(Extrait cité)
Cette Armée envahit l'Irlande. Des foules de gens, jusqu'alors vivant dans le mal et la mondanité, furent sauvés. J'amenai une trentaine de jeunes gens qui s'étaient donnés à Dieu par mon moyen, à des réunions de sainteté que les salutistes tenaient dans une tente, à quelques lieues. je n'oublierai jamais l'impression que me fit la paix qui brillait dans la physionomie reposée de la rangée d'officiers et d'officières sur l'estrade. je constatai dans leurs prières, leurs chants, leurs paroles, qu'ils étaient animés de la puissance de « la vie cachée avec Christ en Dieu », la sainteté du coeur. Et sentant l'Esprit de Dieu pénétrer tout dans cette réunion, d'une influence à la fois saine et joyeuse, paisible et puissante, donnant une force victorieuse à la parole à deux tranchants : condamnation et grâce, ma joie ne connut plus de bornes et mon coeur s'écria: voici le christianisme primitif! À la fin je dus crier : alléluia! avec le plus bruyant, car je sentais qu'autrement j'aurais contristé l'Esprit de Dieu.
Ce fut une grande joie pour moi de voir mes jeunes amis aller presque tous au banc des pénitents, car tout en ayant reçu moi-même la grâce d'un coeur pur, - je ne savais pas bien comment les y amener. Aussi en route, le matin de ce jour-là, étais-je monté tour à tour clans nos deux grands chars à bancs pour y tenir des réunions préliminaires, et préparer mes amis à s'offrir en sacrifice vivant et à ne perdre rien des grâces qui allaient, j'en étais sûr, se manifester dans les réunions du jour.

Quelques mois plus tard, je pus visiter des postes de l'Armée en Angleterre, et j'acquis la conviction que je devais y entrer. Des difficultés ne manquèrent pas de s'élever sur ma route. Mes amis et parents crurent que je me trompais et voulurent me retenir, et certes quitter Bessbrook fut un déchirement bien pénible pour mon coeur.
Un jour où j'avais été en butte à beaucoup d'opposition amicale, et où l'on avait mis en avant l'argument que je ne devais pas quitter « la religion de mes pères », je me trouvais dans mon étude, accablé par le sentiment de la solitude de ma position, et le contraste entre mes circonstances actuelles dans cette jolie et paisible « ville modèle », où j'étais entouré d'associations et d'amis chéris et tout l'inconnu de la guerre du Salut au loin dans le monde; les liens d'une parenté nombreuse se faisaient puissamment sentir.

(Données fournies)
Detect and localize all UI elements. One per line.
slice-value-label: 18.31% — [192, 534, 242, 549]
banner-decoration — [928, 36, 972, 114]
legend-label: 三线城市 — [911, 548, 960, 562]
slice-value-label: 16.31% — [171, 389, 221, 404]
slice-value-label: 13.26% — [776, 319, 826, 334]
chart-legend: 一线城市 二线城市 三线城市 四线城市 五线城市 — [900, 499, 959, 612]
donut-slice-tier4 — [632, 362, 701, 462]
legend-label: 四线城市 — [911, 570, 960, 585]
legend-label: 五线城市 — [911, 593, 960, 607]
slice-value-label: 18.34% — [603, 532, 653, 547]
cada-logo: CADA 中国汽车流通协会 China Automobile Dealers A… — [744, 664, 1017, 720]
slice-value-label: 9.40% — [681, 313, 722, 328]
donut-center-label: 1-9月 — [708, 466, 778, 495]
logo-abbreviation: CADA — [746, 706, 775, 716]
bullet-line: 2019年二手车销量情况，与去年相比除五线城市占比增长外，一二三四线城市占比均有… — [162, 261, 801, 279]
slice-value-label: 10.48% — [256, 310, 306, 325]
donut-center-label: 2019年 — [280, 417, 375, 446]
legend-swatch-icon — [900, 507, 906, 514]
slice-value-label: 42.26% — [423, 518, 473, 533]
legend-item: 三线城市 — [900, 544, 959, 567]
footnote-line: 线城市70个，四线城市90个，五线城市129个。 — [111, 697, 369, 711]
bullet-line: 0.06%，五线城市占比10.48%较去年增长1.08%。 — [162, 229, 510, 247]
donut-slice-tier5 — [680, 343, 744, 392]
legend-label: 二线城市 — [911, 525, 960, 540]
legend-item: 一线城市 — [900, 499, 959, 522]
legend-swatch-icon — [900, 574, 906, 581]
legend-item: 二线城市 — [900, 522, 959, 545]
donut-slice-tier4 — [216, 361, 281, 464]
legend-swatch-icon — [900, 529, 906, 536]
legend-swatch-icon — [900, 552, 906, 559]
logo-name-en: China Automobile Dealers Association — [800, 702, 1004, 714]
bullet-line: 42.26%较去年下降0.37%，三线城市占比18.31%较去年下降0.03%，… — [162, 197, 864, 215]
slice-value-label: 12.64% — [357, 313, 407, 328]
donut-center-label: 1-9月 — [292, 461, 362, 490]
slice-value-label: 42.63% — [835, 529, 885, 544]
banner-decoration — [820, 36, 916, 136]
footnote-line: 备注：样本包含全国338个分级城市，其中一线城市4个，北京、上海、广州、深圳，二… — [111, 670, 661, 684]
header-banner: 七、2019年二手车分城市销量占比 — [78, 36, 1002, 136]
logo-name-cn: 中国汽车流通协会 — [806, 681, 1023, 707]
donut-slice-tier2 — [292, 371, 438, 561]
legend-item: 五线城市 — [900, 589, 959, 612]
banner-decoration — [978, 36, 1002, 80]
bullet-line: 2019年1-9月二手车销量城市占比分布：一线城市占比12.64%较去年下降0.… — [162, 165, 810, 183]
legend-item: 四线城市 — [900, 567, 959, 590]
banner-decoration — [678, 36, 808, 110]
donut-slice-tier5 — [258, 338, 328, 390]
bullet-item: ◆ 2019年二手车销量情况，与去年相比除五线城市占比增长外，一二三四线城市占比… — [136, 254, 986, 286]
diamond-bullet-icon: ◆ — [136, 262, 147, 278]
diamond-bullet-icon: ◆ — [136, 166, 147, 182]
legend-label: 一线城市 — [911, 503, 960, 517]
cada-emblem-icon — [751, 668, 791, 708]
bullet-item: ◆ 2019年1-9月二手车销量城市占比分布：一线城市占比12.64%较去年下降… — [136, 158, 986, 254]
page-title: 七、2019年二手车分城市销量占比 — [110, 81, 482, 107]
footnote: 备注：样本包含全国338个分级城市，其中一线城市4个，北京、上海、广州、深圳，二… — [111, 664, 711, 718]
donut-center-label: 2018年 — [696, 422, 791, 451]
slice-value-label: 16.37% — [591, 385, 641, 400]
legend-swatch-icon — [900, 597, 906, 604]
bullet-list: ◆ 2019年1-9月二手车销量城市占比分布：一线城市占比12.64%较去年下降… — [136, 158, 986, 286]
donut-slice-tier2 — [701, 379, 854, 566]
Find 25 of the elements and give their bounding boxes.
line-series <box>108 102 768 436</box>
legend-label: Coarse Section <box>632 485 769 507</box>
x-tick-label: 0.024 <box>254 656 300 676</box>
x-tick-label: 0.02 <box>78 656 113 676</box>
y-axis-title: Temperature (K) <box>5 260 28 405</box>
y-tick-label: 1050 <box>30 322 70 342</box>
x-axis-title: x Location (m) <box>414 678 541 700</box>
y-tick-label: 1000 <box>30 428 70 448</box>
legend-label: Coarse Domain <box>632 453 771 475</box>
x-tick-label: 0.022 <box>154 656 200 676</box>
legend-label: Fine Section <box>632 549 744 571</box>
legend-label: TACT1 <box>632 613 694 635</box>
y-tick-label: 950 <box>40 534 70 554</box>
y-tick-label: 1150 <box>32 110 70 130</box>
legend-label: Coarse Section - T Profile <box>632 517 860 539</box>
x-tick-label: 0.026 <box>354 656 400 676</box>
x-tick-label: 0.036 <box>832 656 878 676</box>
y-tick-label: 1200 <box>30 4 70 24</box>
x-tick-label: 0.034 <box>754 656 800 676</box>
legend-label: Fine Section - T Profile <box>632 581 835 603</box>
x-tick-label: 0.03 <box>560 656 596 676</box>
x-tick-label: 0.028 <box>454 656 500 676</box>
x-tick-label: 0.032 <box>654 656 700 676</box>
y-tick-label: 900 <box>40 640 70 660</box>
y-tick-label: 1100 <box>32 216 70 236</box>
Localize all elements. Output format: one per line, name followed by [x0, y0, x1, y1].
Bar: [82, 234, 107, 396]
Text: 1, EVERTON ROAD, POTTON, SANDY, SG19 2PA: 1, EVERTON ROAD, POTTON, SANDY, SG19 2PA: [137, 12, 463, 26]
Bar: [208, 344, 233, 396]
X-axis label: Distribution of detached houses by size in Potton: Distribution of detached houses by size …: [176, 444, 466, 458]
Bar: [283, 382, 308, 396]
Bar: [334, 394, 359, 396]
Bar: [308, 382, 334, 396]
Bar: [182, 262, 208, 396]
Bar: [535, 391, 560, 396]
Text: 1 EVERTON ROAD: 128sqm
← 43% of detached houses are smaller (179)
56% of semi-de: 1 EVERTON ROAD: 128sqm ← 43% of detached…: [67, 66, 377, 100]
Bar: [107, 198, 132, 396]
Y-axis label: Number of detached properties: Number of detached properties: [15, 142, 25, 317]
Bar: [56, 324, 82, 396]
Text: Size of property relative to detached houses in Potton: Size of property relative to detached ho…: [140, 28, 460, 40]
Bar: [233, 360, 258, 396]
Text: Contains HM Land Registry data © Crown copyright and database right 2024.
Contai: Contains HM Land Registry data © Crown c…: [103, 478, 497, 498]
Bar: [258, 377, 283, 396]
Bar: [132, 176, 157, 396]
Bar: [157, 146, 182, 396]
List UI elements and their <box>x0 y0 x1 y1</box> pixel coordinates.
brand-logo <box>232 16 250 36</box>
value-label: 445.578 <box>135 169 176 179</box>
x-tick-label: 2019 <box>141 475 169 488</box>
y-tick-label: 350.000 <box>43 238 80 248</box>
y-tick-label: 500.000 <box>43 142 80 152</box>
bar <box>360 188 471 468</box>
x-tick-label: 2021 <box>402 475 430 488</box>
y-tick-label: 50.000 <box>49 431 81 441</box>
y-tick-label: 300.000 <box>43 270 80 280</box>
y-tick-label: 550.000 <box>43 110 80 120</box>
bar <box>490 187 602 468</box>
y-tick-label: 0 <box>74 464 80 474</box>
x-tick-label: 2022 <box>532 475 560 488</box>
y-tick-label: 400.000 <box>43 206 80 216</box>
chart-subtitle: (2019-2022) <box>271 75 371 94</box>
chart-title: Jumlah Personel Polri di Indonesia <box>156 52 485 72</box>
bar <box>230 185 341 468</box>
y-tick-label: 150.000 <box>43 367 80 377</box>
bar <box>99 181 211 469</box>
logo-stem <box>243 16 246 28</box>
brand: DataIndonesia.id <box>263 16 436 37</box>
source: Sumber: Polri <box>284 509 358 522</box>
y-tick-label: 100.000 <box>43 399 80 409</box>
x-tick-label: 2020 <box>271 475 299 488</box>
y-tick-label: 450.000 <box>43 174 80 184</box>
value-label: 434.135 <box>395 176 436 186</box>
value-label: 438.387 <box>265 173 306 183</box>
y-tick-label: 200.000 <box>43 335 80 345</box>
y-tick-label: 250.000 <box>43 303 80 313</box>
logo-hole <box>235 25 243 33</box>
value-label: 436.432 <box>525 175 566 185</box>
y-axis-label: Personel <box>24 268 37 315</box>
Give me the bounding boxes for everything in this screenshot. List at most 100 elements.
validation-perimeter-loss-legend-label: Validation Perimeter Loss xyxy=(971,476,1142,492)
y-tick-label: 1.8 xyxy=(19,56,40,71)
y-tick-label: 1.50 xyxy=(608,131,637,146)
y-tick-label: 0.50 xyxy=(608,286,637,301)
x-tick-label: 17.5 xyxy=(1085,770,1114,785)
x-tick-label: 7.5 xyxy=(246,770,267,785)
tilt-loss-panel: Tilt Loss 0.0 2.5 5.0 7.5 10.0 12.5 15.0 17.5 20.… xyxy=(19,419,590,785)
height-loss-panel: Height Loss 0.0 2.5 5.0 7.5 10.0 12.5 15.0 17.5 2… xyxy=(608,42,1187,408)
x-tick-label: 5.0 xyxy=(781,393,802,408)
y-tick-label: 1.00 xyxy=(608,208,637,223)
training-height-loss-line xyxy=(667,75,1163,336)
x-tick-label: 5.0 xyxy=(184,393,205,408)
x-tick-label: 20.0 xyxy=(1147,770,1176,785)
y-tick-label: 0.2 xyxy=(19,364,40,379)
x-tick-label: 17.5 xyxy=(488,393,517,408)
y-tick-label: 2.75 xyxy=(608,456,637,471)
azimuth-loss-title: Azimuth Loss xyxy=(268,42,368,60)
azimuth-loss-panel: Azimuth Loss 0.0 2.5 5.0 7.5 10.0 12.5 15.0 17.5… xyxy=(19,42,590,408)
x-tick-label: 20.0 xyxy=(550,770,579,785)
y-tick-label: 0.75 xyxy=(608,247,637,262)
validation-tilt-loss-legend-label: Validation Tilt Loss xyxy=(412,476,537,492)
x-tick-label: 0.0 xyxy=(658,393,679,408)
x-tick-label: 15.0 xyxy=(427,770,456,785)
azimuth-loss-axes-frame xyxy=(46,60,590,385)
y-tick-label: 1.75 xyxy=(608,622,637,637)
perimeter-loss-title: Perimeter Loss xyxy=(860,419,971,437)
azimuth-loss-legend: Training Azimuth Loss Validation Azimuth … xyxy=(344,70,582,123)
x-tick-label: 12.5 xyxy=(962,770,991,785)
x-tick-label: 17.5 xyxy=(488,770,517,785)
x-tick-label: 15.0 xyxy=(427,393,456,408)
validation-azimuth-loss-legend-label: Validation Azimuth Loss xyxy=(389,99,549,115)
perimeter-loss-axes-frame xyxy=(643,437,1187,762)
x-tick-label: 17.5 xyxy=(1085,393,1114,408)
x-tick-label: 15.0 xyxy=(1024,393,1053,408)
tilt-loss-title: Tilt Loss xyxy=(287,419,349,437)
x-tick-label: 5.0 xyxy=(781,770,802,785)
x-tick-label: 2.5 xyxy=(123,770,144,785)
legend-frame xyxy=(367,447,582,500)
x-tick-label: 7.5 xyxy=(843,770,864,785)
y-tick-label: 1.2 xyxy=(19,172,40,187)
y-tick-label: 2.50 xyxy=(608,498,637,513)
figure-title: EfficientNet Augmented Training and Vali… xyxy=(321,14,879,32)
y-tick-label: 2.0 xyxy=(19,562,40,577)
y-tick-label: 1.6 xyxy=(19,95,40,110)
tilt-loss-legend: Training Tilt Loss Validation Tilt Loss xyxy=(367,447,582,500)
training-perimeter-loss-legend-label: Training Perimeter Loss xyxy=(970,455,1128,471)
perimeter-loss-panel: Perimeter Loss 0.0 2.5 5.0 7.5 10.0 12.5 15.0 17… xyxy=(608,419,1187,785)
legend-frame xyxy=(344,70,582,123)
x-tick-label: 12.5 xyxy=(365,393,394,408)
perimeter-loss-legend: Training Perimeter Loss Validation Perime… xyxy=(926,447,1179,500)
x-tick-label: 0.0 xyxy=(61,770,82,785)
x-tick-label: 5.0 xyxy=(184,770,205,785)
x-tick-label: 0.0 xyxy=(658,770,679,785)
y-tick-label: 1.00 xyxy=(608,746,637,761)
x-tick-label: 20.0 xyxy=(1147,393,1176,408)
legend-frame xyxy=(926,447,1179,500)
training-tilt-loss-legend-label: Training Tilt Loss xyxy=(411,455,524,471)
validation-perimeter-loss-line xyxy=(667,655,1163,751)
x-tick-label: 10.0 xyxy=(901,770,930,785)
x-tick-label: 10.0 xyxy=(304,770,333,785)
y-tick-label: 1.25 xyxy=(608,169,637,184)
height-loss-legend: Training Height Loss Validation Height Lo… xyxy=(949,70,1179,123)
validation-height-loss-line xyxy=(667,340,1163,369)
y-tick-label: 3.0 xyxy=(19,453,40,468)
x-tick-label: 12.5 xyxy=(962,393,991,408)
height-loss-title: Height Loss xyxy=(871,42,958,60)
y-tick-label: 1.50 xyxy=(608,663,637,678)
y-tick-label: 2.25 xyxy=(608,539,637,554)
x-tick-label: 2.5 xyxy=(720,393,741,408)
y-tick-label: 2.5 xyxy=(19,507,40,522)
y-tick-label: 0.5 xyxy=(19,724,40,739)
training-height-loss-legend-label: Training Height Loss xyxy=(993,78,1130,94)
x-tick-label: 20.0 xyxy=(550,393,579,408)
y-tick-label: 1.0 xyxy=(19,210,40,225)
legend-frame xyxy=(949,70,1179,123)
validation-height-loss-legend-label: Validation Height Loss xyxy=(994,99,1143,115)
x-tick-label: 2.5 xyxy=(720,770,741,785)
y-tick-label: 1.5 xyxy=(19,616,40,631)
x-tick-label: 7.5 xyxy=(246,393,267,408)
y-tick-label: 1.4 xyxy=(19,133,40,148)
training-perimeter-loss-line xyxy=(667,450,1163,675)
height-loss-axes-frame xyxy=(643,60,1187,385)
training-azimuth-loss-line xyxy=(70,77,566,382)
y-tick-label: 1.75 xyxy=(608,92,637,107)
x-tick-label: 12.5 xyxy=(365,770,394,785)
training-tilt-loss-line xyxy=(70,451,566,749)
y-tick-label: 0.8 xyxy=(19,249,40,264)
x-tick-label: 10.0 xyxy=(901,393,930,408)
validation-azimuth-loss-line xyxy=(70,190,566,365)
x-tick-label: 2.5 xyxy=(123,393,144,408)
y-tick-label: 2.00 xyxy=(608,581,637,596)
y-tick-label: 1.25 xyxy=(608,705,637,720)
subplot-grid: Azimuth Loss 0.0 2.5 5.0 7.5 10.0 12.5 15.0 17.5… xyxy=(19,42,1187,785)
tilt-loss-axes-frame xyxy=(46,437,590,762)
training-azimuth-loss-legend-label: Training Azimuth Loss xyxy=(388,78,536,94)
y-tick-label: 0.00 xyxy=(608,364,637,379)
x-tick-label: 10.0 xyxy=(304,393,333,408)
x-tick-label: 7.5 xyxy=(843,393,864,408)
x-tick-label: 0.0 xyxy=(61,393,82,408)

(Consignes à suivre)
1) Transcrivez le passage du récit sur l'Armée du Salut allant de « Un jour où j'avais » à « faisaient puissamment sentir. ».
2) Rédigez la suite du récit sur l'Armée du Salut en reprenant après sa dernière phrase.

(Résultats finaux)
1)
Un jour où j'avais été en butte à beaucoup d'opposition amicale, et où l'on avait mis en avant l'argument que je ne devais pas quitter « la religion de mes pères », je me trouvais dans mon étude, accablé par le sentiment de la solitude de ma position, et le contraste entre mes circonstances actuelles dans cette jolie et paisible « ville modèle », où j'étais entouré d'associations et d'amis chéris et tout l'inconnu de la guerre du Salut au loin dans le monde; les liens d'une parenté nombreuse se faisaient puissamment sentir.

2)
Au milieu de mes pénibles réflexions, j'ouvris machinalement une brochure qui se trouvait sur la table et que je n'avais pas lue précédemment; mes yeux tombèrent sur les paroles « Il se trouvait conduit par Dieu à unir son sort à ce peuple méprisé et persécuté, chez lequel il constatait la vie et la puissance divines, » et d'autres paroles parlant d'opposition et de croix provenant en partie de ses amis et parents.
Étonné, je regardai la couverture, pour voir de qui il s'agissait et je constatai que c'était l'expérience d'un de mes ancêtres qui, deux siècles auparavant, était sorti de l'Église nationale pour se joindre aux Quakers, alors méprisés, persécutés, bafoués, emprisonnés et calomniés, et par les mondains et par les « chrétiens ».
Je fermai le livre. C'était assez.




Déchirements.

J'eus naturellement à passer encore par des angoisses et à accepter bien des séparations avant le jour où je devais finalement prendre le bateau à Dublin, dire adieu pour toujours, pour autant que j'en pouvais juger, a mon pays et aux membres de ma nombreuse famille, et sortir à tout jamais de la religion de mes pères, pour ce qui en concernait la forme extérieure.
Mais Dieu ne manqua pas de venir à mon secours, moment après moment, au fur et à mesure que je marchais dans la lumière. Et bien que je ne doute pas avoir fait et écrit beaucoup de choses assez gauchement, il n'a pas manqué de me bénir selon la sincérité de mon coeur.

Que de lacunes je puis découvrir en regardant en arrière, même dans les détails de cette obéissance qui me coûtait tant! Et quoique je n'aie pas conscience d'avoir manqué sérieusement à l'amour, ma marche se ressentit sans doute des ignorances et des gaucheries de celui pour lequel la divine science du salut des âmes et de la guerre du salut est encore enveloppée de beaucoup de brouillards provenant de ses idées d'autrefois, ou de la lenteur de son coeur à suivre l'Agneau partout où il va.
Mes plus grandes épreuves accompagnèrent naturellement mes derniers moments de contact avec ceux qui étaient les meilleurs parmi mes connaissances religieuses de mon ancien milieu. je me rappelle surtout quelle souffrance étreignit mon coeur lors de mes derniers entretiens avec la dame, femme noble et digne entre toutes, dont la tendre préoccupation maternelle et la fidélité chrétienne avaient été le moyen de nia conversion.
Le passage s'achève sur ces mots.